* _JOB_: Copy out the entries in full and with complete accuracy; pictures are excluded.

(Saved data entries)
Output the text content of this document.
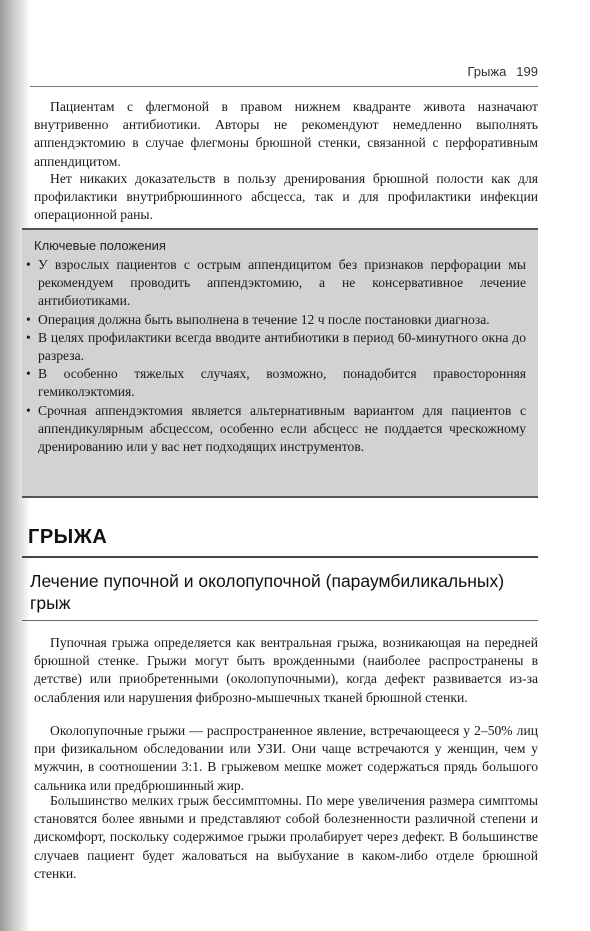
Грыжа 199

Пациентам с флегмоной в правом нижнем квадранте живота назначают внутривенно антибиотики. Авторы не рекомендуют немедленно выполнять аппендэктомию в случае флегмоны брюшной стенки, связанной с перфоративным аппендицитом.

Нет никаких доказательств в пользу дренирования брюшной полости как для профилактики внутрибрюшинного абсцесса, так и для профилактики инфекции операционной раны.

Ключевые положения
• У взрослых пациентов с острым аппендицитом без признаков перфорации мы рекомендуем проводить аппендэктомию, а не консервативное лечение антибиотиками.
• Операция должна быть выполнена в течение 12 ч после постановки диагноза.
• В целях профилактики всегда вводите антибиотики в период 60-минутного окна до разреза.
• В особенно тяжелых случаях, возможно, понадобится правосторонняя гемиколэктомия.
• Срочная аппендэктомия является альтернативным вариантом для пациентов с аппендикулярным абсцессом, особенно если абсцесс не поддается чрескожному дренированию или у вас нет подходящих инструментов.
ГРЫЖА
Лечение пупочной и околопупочной (параумбиликальных) грыж

Пупочная грыжа определяется как вентральная грыжа, возникающая на передней брюшной стенке. Грыжи могут быть врожденными (наиболее распространены в детстве) или приобретенными (околопупочными), когда дефект развивается из-за ослабления или нарушения фиброзно-мышечных тканей брюшной стенки.

Околопупочные грыжи — распространенное явление, встречающееся у 2–50% лиц при физикальном обследовании или УЗИ. Они чаще встречаются у женщин, чем у мужчин, в соотношении 3:1. В грыжевом мешке может содержаться прядь большого сальника или предбрюшинный жир.

Большинство мелких грыж бессимптомны. По мере увеличения размера симптомы становятся более явными и представляют собой болезненности различной степени и дискомфорт, поскольку содержимое грыжи пролабирует через дефект. В большинстве случаев пациент будет жаловаться на выбухание в каком-либо отделе брюшной стенки.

* _COMPLETE RESPONSE_:
Output the text content of this document.
Грыжа 199

Пациентам с флегмоной в правом нижнем квадранте живота назначают внутривенно антибиотики. Авторы не рекомендуют немедленно выполнять аппендэктомию в случае флегмоны брюшной стенки, связанной с перфоративным аппендицитом.

Нет никаких доказательств в пользу дренирования брюшной полости как для профилактики внутрибрюшинного абсцесса, так и для профилактики инфекции операционной раны.

Ключевые положения
• У взрослых пациентов с острым аппендицитом без признаков перфорации мы рекомендуем проводить аппендэктомию, а не консервативное лечение антибиотиками.
• Операция должна быть выполнена в течение 12 ч после постановки диагноза.
• В целях профилактики всегда вводите антибиотики в период 60-минутного окна до разреза.
• В особенно тяжелых случаях, возможно, понадобится правосторонняя гемиколэктомия.
• Срочная аппендэктомия является альтернативным вариантом для пациентов с аппендикулярным абсцессом, особенно если абсцесс не поддается чрескожному дренированию или у вас нет подходящих инструментов.
ГРЫЖА
Лечение пупочной и околопупочной (параумбиликальных) грыж

Пупочная грыжа определяется как вентральная грыжа, возникающая на передней брюшной стенке. Грыжи могут быть врожденными (наиболее распространены в детстве) или приобретенными (околопупочными), когда дефект развивается из-за ослабления или нарушения фиброзно-мышечных тканей брюшной стенки.

Околопупочные грыжи — распространенное явление, встречающееся у 2–50% лиц при физикальном обследовании или УЗИ. Они чаще встречаются у женщин, чем у мужчин, в соотношении 3:1. В грыжевом мешке может содержаться прядь большого сальника или предбрюшинный жир.

Большинство мелких грыж бессимптомны. По мере увеличения размера симптомы становятся более явными и представляют собой болезненности различной степени и дискомфорт, поскольку содержимое грыжи пролабирует через дефект. В большинстве случаев пациент будет жаловаться на выбухание в каком-либо отделе брюшной стенки.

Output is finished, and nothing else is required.